** Start DATASET RECORDS **

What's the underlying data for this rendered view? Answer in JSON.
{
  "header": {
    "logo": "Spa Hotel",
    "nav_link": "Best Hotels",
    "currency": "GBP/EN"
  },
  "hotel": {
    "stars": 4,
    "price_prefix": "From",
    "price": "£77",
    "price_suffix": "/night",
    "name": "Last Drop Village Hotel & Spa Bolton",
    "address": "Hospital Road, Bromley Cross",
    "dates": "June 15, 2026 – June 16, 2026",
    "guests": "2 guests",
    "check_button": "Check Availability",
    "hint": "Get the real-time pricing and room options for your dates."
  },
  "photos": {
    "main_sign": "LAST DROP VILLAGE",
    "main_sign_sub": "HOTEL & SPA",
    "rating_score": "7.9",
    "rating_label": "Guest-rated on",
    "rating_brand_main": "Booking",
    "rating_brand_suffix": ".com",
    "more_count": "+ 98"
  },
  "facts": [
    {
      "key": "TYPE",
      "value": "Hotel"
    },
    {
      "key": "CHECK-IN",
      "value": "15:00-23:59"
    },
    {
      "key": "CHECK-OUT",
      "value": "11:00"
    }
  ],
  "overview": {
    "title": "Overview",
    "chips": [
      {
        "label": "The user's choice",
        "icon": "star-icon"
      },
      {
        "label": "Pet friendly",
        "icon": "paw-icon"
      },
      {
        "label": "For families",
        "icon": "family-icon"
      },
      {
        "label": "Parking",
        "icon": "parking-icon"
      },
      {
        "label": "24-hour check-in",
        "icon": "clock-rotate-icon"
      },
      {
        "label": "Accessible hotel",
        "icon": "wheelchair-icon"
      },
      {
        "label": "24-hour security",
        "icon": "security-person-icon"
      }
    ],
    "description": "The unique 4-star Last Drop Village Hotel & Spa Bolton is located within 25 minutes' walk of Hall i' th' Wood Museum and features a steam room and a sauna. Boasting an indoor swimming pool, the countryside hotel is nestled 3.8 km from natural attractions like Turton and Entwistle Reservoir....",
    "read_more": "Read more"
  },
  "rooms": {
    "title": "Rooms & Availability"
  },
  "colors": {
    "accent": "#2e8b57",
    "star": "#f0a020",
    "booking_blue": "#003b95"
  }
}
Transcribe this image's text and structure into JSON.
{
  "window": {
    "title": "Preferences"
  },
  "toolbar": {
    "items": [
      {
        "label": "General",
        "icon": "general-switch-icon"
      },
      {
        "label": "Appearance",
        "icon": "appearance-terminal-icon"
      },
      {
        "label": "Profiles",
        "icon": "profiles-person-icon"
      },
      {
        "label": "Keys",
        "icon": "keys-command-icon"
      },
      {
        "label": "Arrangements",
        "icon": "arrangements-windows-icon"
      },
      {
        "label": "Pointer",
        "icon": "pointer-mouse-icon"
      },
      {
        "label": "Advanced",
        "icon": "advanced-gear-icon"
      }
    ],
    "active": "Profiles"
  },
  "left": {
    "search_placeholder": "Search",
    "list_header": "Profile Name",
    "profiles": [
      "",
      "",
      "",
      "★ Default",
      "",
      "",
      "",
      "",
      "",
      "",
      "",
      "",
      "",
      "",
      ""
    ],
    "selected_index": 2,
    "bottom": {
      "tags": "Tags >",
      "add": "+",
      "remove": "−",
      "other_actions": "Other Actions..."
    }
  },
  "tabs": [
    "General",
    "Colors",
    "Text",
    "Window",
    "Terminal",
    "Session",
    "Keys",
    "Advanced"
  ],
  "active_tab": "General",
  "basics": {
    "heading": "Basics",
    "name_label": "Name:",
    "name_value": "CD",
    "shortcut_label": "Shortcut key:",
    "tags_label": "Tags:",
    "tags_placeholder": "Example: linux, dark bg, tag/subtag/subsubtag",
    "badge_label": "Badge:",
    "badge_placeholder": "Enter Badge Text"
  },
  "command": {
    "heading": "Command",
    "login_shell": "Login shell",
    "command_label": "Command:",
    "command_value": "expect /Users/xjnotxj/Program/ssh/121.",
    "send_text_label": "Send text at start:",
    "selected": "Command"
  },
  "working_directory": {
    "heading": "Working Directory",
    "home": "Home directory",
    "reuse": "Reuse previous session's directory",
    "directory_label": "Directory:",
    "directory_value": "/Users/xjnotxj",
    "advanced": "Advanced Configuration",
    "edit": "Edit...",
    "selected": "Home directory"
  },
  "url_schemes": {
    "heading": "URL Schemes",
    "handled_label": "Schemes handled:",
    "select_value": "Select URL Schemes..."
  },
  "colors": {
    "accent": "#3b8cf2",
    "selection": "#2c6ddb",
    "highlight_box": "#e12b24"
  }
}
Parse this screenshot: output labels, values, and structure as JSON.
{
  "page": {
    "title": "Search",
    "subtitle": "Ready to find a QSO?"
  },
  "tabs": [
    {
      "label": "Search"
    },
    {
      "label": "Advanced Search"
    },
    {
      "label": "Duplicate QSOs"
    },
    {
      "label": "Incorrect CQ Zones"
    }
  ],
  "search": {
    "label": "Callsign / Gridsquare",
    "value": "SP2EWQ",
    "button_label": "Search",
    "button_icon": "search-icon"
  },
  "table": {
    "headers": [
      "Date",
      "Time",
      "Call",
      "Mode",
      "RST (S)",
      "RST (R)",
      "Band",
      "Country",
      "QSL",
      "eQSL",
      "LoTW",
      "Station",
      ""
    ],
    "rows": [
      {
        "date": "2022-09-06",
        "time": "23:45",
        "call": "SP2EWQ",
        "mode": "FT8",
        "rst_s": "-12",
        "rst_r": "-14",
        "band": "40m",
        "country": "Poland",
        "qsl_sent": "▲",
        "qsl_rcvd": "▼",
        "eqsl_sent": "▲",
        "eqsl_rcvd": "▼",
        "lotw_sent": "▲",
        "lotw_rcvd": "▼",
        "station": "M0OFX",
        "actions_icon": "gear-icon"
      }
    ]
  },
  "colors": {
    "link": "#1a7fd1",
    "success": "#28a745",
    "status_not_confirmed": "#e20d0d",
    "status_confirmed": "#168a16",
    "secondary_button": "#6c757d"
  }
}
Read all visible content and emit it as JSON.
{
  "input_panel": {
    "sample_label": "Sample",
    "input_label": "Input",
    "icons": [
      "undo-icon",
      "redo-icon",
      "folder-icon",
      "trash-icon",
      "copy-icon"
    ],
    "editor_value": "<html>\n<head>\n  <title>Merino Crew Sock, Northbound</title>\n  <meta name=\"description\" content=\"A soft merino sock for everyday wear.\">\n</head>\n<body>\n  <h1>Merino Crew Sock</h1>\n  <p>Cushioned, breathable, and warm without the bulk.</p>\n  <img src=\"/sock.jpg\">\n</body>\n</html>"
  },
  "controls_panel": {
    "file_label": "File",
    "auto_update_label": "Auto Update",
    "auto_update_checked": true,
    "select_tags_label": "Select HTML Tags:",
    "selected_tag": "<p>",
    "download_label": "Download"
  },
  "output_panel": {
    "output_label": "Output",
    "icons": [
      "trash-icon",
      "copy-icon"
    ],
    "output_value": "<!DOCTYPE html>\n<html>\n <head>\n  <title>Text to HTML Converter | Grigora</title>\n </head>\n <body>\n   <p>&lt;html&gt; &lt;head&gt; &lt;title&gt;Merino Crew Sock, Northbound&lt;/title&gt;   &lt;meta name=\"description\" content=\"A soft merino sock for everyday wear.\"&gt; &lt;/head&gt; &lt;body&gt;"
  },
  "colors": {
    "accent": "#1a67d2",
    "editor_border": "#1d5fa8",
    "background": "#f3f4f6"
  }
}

** End DATASET RECORDS **

Repeat all of the entries exactly.

● OUTPUT:
What's the underlying data for this rendered view? Answer in JSON.
{
  "header": {
    "logo": "Spa Hotel",
    "nav_link": "Best Hotels",
    "currency": "GBP/EN"
  },
  "hotel": {
    "stars": 4,
    "price_prefix": "From",
    "price": "£77",
    "price_suffix": "/night",
    "name": "Last Drop Village Hotel & Spa Bolton",
    "address": "Hospital Road, Bromley Cross",
    "dates": "June 15, 2026 – June 16, 2026",
    "guests": "2 guests",
    "check_button": "Check Availability",
    "hint": "Get the real-time pricing and room options for your dates."
  },
  "photos": {
    "main_sign": "LAST DROP VILLAGE",
    "main_sign_sub": "HOTEL & SPA",
    "rating_score": "7.9",
    "rating_label": "Guest-rated on",
    "rating_brand_main": "Booking",
    "rating_brand_suffix": ".com",
    "more_count": "+ 98"
  },
  "facts": [
    {
      "key": "TYPE",
      "value": "Hotel"
    },
    {
      "key": "CHECK-IN",
      "value": "15:00-23:59"
    },
    {
      "key": "CHECK-OUT",
      "value": "11:00"
    }
  ],
  "overview": {
    "title": "Overview",
    "chips": [
      {
        "label": "The user's choice",
        "icon": "star-icon"
      },
      {
        "label": "Pet friendly",
        "icon": "paw-icon"
      },
      {
        "label": "For families",
        "icon": "family-icon"
      },
      {
        "label": "Parking",
        "icon": "parking-icon"
      },
      {
        "label": "24-hour check-in",
        "icon": "clock-rotate-icon"
      },
      {
        "label": "Accessible hotel",
        "icon": "wheelchair-icon"
      },
      {
        "label": "24-hour security",
        "icon": "security-person-icon"
      }
    ],
    "description": "The unique 4-star Last Drop Village Hotel & Spa Bolton is located within 25 minutes' walk of Hall i' th' Wood Museum and features a steam room and a sauna. Boasting an indoor swimming pool, the countryside hotel is nestled 3.8 km from natural attractions like Turton and Entwistle Reservoir....",
    "read_more": "Read more"
  },
  "rooms": {
    "title": "Rooms & Availability"
  },
  "colors": {
    "accent": "#2e8b57",
    "star": "#f0a020",
    "booking_blue": "#003b95"
  }
}
Transcribe this image's text and structure into JSON.
{
  "window": {
    "title": "Preferences"
  },
  "toolbar": {
    "items": [
      {
        "label": "General",
        "icon": "general-switch-icon"
      },
      {
        "label": "Appearance",
        "icon": "appearance-terminal-icon"
      },
      {
        "label": "Profiles",
        "icon": "profiles-person-icon"
      },
      {
        "label": "Keys",
        "icon": "keys-command-icon"
      },
      {
        "label": "Arrangements",
        "icon": "arrangements-windows-icon"
      },
      {
        "label": "Pointer",
        "icon": "pointer-mouse-icon"
      },
      {
        "label": "Advanced",
        "icon": "advanced-gear-icon"
      }
    ],
    "active": "Profiles"
  },
  "left": {
    "search_placeholder": "Search",
    "list_header": "Profile Name",
    "profiles": [
      "",
      "",
      "",
      "★ Default",
      "",
      "",
      "",
      "",
      "",
      "",
      "",
      "",
      "",
      "",
      ""
    ],
    "selected_index": 2,
    "bottom": {
      "tags": "Tags >",
      "add": "+",
      "remove": "−",
      "other_actions": "Other Actions..."
    }
  },
  "tabs": [
    "General",
    "Colors",
    "Text",
    "Window",
    "Terminal",
    "Session",
    "Keys",
    "Advanced"
  ],
  "active_tab": "General",
  "basics": {
    "heading": "Basics",
    "name_label": "Name:",
    "name_value": "CD",
    "shortcut_label": "Shortcut key:",
    "tags_label": "Tags:",
    "tags_placeholder": "Example: linux, dark bg, tag/subtag/subsubtag",
    "badge_label": "Badge:",
    "badge_placeholder": "Enter Badge Text"
  },
  "command": {
    "heading": "Command",
    "login_shell": "Login shell",
    "command_label": "Command:",
    "command_value": "expect /Users/xjnotxj/Program/ssh/121.",
    "send_text_label": "Send text at start:",
    "selected": "Command"
  },
  "working_directory": {
    "heading": "Working Directory",
    "home": "Home directory",
    "reuse": "Reuse previous session's directory",
    "directory_label": "Directory:",
    "directory_value": "/Users/xjnotxj",
    "advanced": "Advanced Configuration",
    "edit": "Edit...",
    "selected": "Home directory"
  },
  "url_schemes": {
    "heading": "URL Schemes",
    "handled_label": "Schemes handled:",
    "select_value": "Select URL Schemes..."
  },
  "colors": {
    "accent": "#3b8cf2",
    "selection": "#2c6ddb",
    "highlight_box": "#e12b24"
  }
}
Parse this screenshot: output labels, values, and structure as JSON.
{
  "page": {
    "title": "Search",
    "subtitle": "Ready to find a QSO?"
  },
  "tabs": [
    {
      "label": "Search"
    },
    {
      "label": "Advanced Search"
    },
    {
      "label": "Duplicate QSOs"
    },
    {
      "label": "Incorrect CQ Zones"
    }
  ],
  "search": {
    "label": "Callsign / Gridsquare",
    "value": "SP2EWQ",
    "button_label": "Search",
    "button_icon": "search-icon"
  },
  "table": {
    "headers": [
      "Date",
      "Time",
      "Call",
      "Mode",
      "RST (S)",
      "RST (R)",
      "Band",
      "Country",
      "QSL",
      "eQSL",
      "LoTW",
      "Station",
      ""
    ],
    "rows": [
      {
        "date": "2022-09-06",
        "time": "23:45",
        "call": "SP2EWQ",
        "mode": "FT8",
        "rst_s": "-12",
        "rst_r": "-14",
        "band": "40m",
        "country": "Poland",
        "qsl_sent": "▲",
        "qsl_rcvd": "▼",
        "eqsl_sent": "▲",
        "eqsl_rcvd": "▼",
        "lotw_sent": "▲",
        "lotw_rcvd": "▼",
        "station": "M0OFX",
        "actions_icon": "gear-icon"
      }
    ]
  },
  "colors": {
    "link": "#1a7fd1",
    "success": "#28a745",
    "status_not_confirmed": "#e20d0d",
    "status_confirmed": "#168a16",
    "secondary_button": "#6c757d"
  }
}
Read all visible content and emit it as JSON.
{
  "input_panel": {
    "sample_label": "Sample",
    "input_label": "Input",
    "icons": [
      "undo-icon",
      "redo-icon",
      "folder-icon",
      "trash-icon",
      "copy-icon"
    ],
    "editor_value": "<html>\n<head>\n  <title>Merino Crew Sock, Northbound</title>\n  <meta name=\"description\" content=\"A soft merino sock for everyday wear.\">\n</head>\n<body>\n  <h1>Merino Crew Sock</h1>\n  <p>Cushioned, breathable, and warm without the bulk.</p>\n  <img src=\"/sock.jpg\">\n</body>\n</html>"
  },
  "controls_panel": {
    "file_label": "File",
    "auto_update_label": "Auto Update",
    "auto_update_checked": true,
    "select_tags_label": "Select HTML Tags:",
    "selected_tag": "<p>",
    "download_label": "Download"
  },
  "output_panel": {
    "output_label": "Output",
    "icons": [
      "trash-icon",
      "copy-icon"
    ],
    "output_value": "<!DOCTYPE html>\n<html>\n <head>\n  <title>Text to HTML Converter | Grigora</title>\n </head>\n <body>\n   <p>&lt;html&gt; &lt;head&gt; &lt;title&gt;Merino Crew Sock, Northbound&lt;/title&gt;   &lt;meta name=\"description\" content=\"A soft merino sock for everyday wear.\"&gt; &lt;/head&gt; &lt;body&gt;"
  },
  "colors": {
    "accent": "#1a67d2",
    "editor_border": "#1d5fa8",
    "background": "#f3f4f6"
  }
}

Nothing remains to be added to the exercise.